▸ Provided records
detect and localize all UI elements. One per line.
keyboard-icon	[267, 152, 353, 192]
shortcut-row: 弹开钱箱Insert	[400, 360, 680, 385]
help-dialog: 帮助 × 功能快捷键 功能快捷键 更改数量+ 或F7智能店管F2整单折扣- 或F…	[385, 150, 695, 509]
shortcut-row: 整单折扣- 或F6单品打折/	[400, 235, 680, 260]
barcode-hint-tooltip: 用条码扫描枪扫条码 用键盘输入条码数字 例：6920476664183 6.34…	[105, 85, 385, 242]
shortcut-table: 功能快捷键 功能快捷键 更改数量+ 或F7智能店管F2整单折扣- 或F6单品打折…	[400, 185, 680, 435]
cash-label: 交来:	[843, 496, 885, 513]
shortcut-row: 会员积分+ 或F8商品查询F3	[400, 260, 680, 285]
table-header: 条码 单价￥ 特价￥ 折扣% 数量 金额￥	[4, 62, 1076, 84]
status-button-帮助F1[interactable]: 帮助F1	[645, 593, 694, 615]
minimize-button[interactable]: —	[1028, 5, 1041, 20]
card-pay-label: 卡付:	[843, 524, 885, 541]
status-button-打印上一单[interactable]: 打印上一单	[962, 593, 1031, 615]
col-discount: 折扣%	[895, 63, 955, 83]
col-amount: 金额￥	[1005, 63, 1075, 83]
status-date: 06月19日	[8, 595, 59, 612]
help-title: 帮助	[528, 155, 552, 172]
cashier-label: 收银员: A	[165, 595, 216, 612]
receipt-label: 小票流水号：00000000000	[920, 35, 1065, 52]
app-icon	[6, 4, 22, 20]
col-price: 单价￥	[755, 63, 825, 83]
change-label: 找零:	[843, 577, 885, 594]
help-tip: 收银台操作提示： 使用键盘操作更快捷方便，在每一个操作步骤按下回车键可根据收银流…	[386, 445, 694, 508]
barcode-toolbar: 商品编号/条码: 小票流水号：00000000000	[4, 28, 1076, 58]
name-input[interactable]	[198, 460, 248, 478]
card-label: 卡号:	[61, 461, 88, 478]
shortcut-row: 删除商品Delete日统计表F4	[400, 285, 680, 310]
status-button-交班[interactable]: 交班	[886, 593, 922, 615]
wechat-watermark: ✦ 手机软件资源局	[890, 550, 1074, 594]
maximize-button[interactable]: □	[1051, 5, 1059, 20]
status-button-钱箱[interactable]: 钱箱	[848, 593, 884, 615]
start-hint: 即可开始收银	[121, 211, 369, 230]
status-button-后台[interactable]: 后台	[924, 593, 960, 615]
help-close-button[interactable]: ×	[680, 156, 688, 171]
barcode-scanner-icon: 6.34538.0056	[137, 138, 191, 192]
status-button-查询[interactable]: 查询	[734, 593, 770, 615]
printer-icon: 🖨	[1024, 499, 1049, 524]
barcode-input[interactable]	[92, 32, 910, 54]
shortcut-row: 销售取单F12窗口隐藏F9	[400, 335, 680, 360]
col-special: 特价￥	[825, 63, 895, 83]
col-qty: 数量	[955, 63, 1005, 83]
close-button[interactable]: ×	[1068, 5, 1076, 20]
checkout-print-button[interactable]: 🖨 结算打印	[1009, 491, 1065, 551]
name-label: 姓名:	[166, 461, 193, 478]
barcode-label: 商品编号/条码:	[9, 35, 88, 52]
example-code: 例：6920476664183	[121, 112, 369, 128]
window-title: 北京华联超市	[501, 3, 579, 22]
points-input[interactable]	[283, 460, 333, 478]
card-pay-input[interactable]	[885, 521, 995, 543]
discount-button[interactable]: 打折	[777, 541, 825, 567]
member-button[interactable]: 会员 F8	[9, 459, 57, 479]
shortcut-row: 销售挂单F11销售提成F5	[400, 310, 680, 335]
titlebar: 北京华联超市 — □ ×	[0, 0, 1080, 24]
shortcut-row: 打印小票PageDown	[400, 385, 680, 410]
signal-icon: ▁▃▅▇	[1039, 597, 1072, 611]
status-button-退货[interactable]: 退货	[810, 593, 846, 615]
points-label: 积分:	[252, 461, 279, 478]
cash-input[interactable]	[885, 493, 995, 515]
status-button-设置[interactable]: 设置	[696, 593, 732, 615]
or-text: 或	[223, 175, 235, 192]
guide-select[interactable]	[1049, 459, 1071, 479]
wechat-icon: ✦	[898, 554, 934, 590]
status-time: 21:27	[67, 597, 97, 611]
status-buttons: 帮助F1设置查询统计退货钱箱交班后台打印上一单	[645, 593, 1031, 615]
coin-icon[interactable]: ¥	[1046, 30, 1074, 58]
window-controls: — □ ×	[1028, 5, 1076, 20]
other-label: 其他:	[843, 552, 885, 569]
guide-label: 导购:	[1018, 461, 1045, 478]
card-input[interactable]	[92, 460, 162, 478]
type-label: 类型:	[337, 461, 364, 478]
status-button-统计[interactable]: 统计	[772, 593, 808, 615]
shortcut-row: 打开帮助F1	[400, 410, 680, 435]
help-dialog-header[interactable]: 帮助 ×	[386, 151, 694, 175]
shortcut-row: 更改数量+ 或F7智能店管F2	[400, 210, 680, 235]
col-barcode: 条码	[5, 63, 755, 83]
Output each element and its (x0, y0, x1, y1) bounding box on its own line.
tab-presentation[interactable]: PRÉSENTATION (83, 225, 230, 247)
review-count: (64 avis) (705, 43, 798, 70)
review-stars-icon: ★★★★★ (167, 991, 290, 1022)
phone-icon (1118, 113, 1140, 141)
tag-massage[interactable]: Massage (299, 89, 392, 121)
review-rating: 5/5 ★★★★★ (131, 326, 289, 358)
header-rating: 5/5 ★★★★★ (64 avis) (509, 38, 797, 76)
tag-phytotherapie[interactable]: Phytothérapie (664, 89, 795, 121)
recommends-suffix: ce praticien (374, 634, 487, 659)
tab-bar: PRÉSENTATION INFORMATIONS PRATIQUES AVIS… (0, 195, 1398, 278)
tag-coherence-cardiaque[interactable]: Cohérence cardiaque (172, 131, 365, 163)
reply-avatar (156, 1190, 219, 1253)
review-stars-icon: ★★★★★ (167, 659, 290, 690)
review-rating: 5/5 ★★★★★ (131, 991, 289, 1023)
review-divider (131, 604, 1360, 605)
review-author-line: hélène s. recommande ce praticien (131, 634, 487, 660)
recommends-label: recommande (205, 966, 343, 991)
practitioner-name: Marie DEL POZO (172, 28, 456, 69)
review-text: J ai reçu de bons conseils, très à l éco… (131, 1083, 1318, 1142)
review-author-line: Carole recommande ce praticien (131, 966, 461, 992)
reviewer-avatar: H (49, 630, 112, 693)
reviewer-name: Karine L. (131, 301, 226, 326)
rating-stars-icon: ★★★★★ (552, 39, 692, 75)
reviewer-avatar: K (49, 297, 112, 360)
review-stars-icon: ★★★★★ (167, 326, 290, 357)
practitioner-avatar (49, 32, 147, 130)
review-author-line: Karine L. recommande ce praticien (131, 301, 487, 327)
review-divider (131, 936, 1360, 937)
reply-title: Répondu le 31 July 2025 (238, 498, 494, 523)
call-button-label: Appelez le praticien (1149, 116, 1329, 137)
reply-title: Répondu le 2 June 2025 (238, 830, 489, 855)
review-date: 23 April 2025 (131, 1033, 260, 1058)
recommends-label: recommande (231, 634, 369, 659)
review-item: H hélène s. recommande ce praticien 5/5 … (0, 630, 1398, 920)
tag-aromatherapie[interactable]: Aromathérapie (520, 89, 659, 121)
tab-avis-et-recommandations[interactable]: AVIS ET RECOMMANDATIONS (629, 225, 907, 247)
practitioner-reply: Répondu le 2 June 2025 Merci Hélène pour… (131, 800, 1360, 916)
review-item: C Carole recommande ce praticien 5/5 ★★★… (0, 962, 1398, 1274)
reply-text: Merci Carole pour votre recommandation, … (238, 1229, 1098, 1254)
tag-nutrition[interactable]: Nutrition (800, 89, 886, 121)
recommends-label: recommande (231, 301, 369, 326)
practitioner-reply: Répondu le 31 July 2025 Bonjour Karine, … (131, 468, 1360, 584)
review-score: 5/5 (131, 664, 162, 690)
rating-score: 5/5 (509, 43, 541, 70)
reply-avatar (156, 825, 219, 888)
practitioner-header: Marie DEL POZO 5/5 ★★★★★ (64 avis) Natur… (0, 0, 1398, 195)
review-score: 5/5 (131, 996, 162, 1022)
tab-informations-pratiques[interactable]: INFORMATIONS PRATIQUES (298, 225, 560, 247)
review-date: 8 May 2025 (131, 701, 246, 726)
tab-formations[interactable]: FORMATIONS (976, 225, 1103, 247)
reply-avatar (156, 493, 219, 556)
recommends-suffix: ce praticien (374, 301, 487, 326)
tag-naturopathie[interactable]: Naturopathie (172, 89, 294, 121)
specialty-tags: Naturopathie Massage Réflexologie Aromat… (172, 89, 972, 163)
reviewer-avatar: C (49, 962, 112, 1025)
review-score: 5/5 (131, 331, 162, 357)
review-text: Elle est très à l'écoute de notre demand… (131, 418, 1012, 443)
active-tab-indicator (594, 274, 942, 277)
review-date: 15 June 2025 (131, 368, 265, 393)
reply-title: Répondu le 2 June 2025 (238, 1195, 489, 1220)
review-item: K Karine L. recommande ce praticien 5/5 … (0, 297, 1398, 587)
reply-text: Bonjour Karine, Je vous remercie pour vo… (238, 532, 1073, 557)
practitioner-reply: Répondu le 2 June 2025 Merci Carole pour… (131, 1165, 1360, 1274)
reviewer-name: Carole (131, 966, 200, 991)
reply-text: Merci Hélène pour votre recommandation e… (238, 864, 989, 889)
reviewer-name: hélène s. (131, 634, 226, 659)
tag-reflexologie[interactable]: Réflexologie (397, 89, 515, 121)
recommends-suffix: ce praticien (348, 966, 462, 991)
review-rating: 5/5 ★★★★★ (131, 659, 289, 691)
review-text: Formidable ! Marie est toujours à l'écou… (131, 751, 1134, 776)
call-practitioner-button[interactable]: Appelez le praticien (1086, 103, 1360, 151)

▸ What needs to be done
From the start of the records through the line containing "155, 552, 172]", write the lines out again with "shortcut-row" swapped for "hotkey-row" wherever it occurs, leaving everything else unchanged.

▸ Result below
detect and localize all UI elements. One per line.
keyboard-icon	[267, 152, 353, 192]
hotkey-row: 弹开钱箱Insert	[400, 360, 680, 385]
help-dialog: 帮助 × 功能快捷键 功能快捷键 更改数量+ 或F7智能店管F2整单折扣- 或F…	[385, 150, 695, 509]
hotkey-row: 整单折扣- 或F6单品打折/	[400, 235, 680, 260]
barcode-hint-tooltip: 用条码扫描枪扫条码 用键盘输入条码数字 例：6920476664183 6.34…	[105, 85, 385, 242]
shortcut-table: 功能快捷键 功能快捷键 更改数量+ 或F7智能店管F2整单折扣- 或F6单品打折…	[400, 185, 680, 435]
cash-label: 交来:	[843, 496, 885, 513]
hotkey-row: 会员积分+ 或F8商品查询F3	[400, 260, 680, 285]
table-header: 条码 单价￥ 特价￥ 折扣% 数量 金额￥	[4, 62, 1076, 84]
status-button-帮助F1[interactable]: 帮助F1	[645, 593, 694, 615]
minimize-button[interactable]: —	[1028, 5, 1041, 20]
card-pay-label: 卡付:	[843, 524, 885, 541]
status-button-打印上一单[interactable]: 打印上一单	[962, 593, 1031, 615]
col-discount: 折扣%	[895, 63, 955, 83]
col-amount: 金额￥	[1005, 63, 1075, 83]
status-date: 06月19日	[8, 595, 59, 612]
help-title: 帮助	[528, 155, 552, 172]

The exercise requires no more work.